Start of RAW RECORDS

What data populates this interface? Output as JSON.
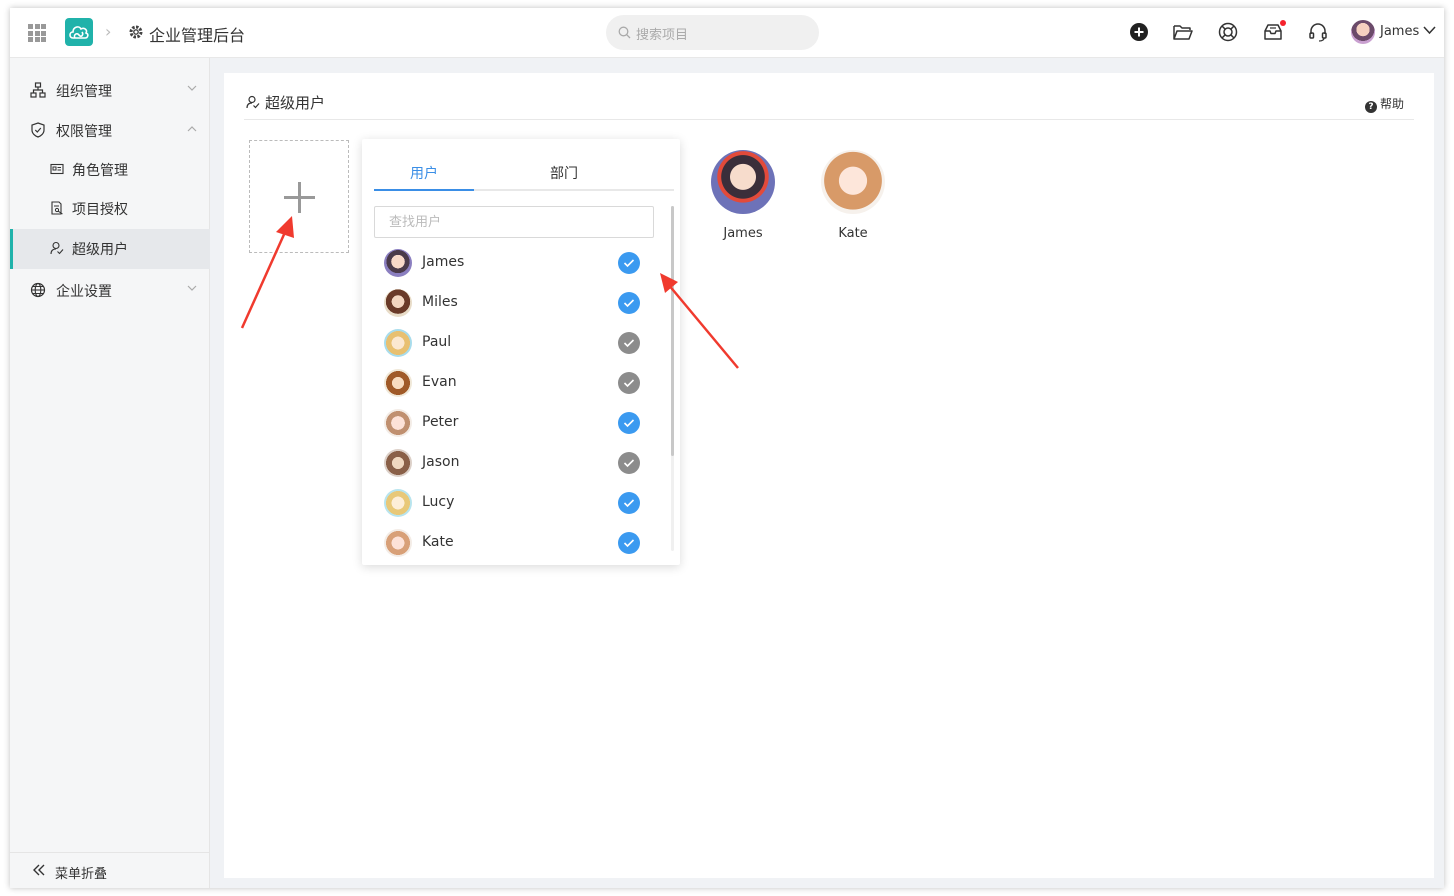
{
  "header": {
    "breadcrumb_title": "企业管理后台",
    "search_placeholder": "搜索项目",
    "user_name": "James",
    "icons": [
      "apps-grid-icon",
      "cloud-logo-icon",
      "gear-icon",
      "add-circle-icon",
      "folder-open-icon",
      "lifebuoy-icon",
      "inbox-icon",
      "headset-icon",
      "chevron-down-icon"
    ],
    "accent_color": "#20b2aa"
  },
  "sidebar": {
    "items": [
      {
        "label": "组织管理",
        "icon": "org-chart-icon",
        "expanded": false
      },
      {
        "label": "权限管理",
        "icon": "shield-icon",
        "expanded": true,
        "children": [
          {
            "label": "角色管理",
            "icon": "id-card-icon"
          },
          {
            "label": "项目授权",
            "icon": "document-key-icon"
          },
          {
            "label": "超级用户",
            "icon": "super-user-icon",
            "active": true
          }
        ]
      },
      {
        "label": "企业设置",
        "icon": "globe-icon",
        "expanded": false
      }
    ],
    "collapse_label": "菜单折叠"
  },
  "main": {
    "title": "超级用户",
    "help_label": "帮助",
    "popover": {
      "tabs": [
        {
          "label": "用户",
          "active": true
        },
        {
          "label": "部门",
          "active": false
        }
      ],
      "search_placeholder": "查找用户",
      "users": [
        {
          "name": "James",
          "selected": true
        },
        {
          "name": "Miles",
          "selected": true
        },
        {
          "name": "Paul",
          "selected": false
        },
        {
          "name": "Evan",
          "selected": false
        },
        {
          "name": "Peter",
          "selected": true
        },
        {
          "name": "Jason",
          "selected": false
        },
        {
          "name": "Lucy",
          "selected": true
        },
        {
          "name": "Kate",
          "selected": true
        }
      ],
      "checked_color": "#3b9af0",
      "unchecked_color": "#8c8c8c"
    },
    "super_users": [
      {
        "name": "James"
      },
      {
        "name": "Kate"
      }
    ],
    "annotation_arrow_color": "#f03a2e"
  }
}
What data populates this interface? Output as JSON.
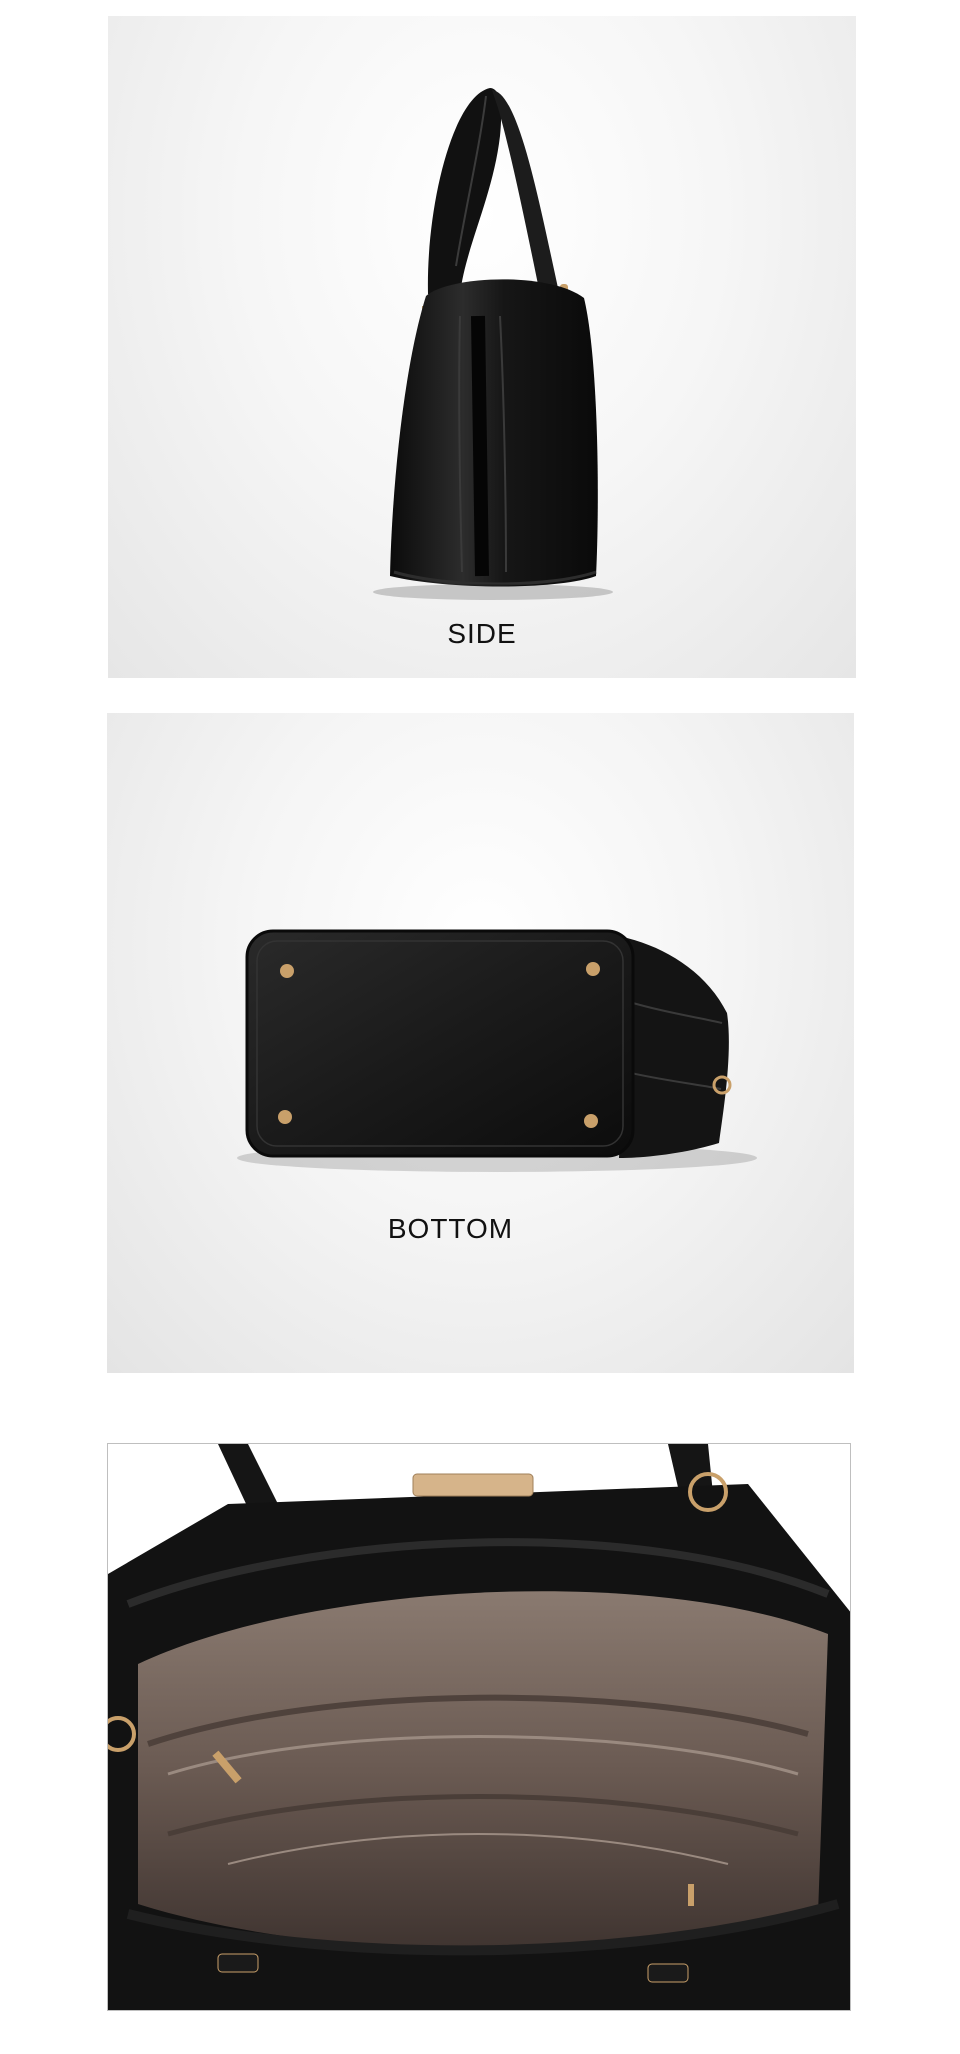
{
  "panels": [
    {
      "caption": "SIDE",
      "view": "side-view"
    },
    {
      "caption": "BOTTOM",
      "view": "bottom-view"
    },
    {
      "caption": "",
      "view": "interior-view"
    }
  ],
  "colors": {
    "leather": "#141414",
    "leather_highlight": "#3a3a3a",
    "hardware_gold": "#c9a06a",
    "lining": "#7a6a60",
    "lining_dark": "#3f3430"
  }
}
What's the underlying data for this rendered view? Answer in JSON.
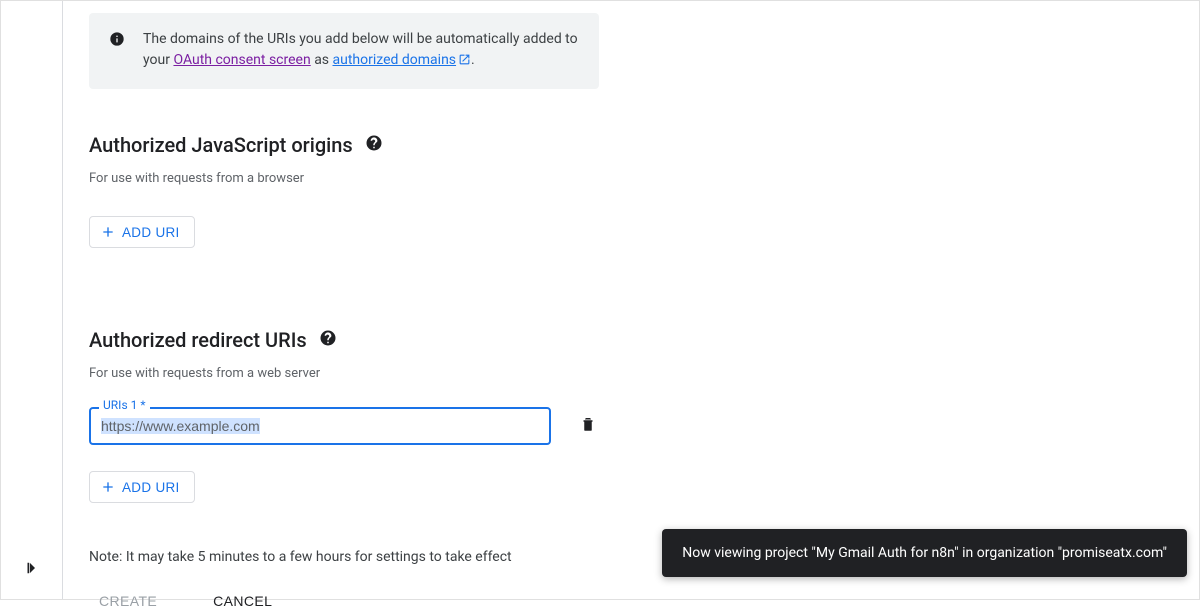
{
  "banner": {
    "text_before": "The domains of the URIs you add below will be automatically added to your ",
    "link_oauth": "OAuth consent screen",
    "text_mid": " as ",
    "link_auth": "authorized domains",
    "text_after": "."
  },
  "js_origins": {
    "title": "Authorized JavaScript origins",
    "subtitle": "For use with requests from a browser",
    "add_button": "ADD URI"
  },
  "redirect_uris": {
    "title": "Authorized redirect URIs",
    "subtitle": "For use with requests from a web server",
    "field_label": "URIs 1 *",
    "field_value": "https://www.example.com",
    "add_button": "ADD URI"
  },
  "note": "Note: It may take 5 minutes to a few hours for settings to take effect",
  "buttons": {
    "create": "CREATE",
    "cancel": "CANCEL"
  },
  "toast": "Now viewing project \"My Gmail Auth for n8n\" in organization \"promiseatx.com\""
}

End of RAW RECORDS

THE TASK: Repeat the preceding records precisely, and leave every picture out of the copy.

COMPLETED EXERCISE:
What data populates this interface? Output as JSON.
{
  "header": {
    "breadcrumb_title": "企业管理后台",
    "search_placeholder": "搜索项目",
    "user_name": "James",
    "icons": [
      "apps-grid-icon",
      "cloud-logo-icon",
      "gear-icon",
      "add-circle-icon",
      "folder-open-icon",
      "lifebuoy-icon",
      "inbox-icon",
      "headset-icon",
      "chevron-down-icon"
    ],
    "accent_color": "#20b2aa"
  },
  "sidebar": {
    "items": [
      {
        "label": "组织管理",
        "icon": "org-chart-icon",
        "expanded": false
      },
      {
        "label": "权限管理",
        "icon": "shield-icon",
        "expanded": true,
        "children": [
          {
            "label": "角色管理",
            "icon": "id-card-icon"
          },
          {
            "label": "项目授权",
            "icon": "document-key-icon"
          },
          {
            "label": "超级用户",
            "icon": "super-user-icon",
            "active": true
          }
        ]
      },
      {
        "label": "企业设置",
        "icon": "globe-icon",
        "expanded": false
      }
    ],
    "collapse_label": "菜单折叠"
  },
  "main": {
    "title": "超级用户",
    "help_label": "帮助",
    "popover": {
      "tabs": [
        {
          "label": "用户",
          "active": true
        },
        {
          "label": "部门",
          "active": false
        }
      ],
      "search_placeholder": "查找用户",
      "users": [
        {
          "name": "James",
          "selected": true
        },
        {
          "name": "Miles",
          "selected": true
        },
        {
          "name": "Paul",
          "selected": false
        },
        {
          "name": "Evan",
          "selected": false
        },
        {
          "name": "Peter",
          "selected": true
        },
        {
          "name": "Jason",
          "selected": false
        },
        {
          "name": "Lucy",
          "selected": true
        },
        {
          "name": "Kate",
          "selected": true
        }
      ],
      "checked_color": "#3b9af0",
      "unchecked_color": "#8c8c8c"
    },
    "super_users": [
      {
        "name": "James"
      },
      {
        "name": "Kate"
      }
    ],
    "annotation_arrow_color": "#f03a2e"
  }
}
What data populates this interface? Output as JSON.
{
  "panels": [
    {
      "caption": "SIDE",
      "view": "side-view"
    },
    {
      "caption": "BOTTOM",
      "view": "bottom-view"
    },
    {
      "caption": "",
      "view": "interior-view"
    }
  ],
  "colors": {
    "leather": "#141414",
    "leather_highlight": "#3a3a3a",
    "hardware_gold": "#c9a06a",
    "lining": "#7a6a60",
    "lining_dark": "#3f3430"
  }
}
What's the underlying data for this rendered view? Answer in JSON.
{
  "banner": {
    "text_before": "The domains of the URIs you add below will be automatically added to your ",
    "link_oauth": "OAuth consent screen",
    "text_mid": " as ",
    "link_auth": "authorized domains",
    "text_after": "."
  },
  "js_origins": {
    "title": "Authorized JavaScript origins",
    "subtitle": "For use with requests from a browser",
    "add_button": "ADD URI"
  },
  "redirect_uris": {
    "title": "Authorized redirect URIs",
    "subtitle": "For use with requests from a web server",
    "field_label": "URIs 1 *",
    "field_value": "https://www.example.com",
    "add_button": "ADD URI"
  },
  "note": "Note: It may take 5 minutes to a few hours for settings to take effect",
  "buttons": {
    "create": "CREATE",
    "cancel": "CANCEL"
  },
  "toast": "Now viewing project \"My Gmail Auth for n8n\" in organization \"promiseatx.com\""
}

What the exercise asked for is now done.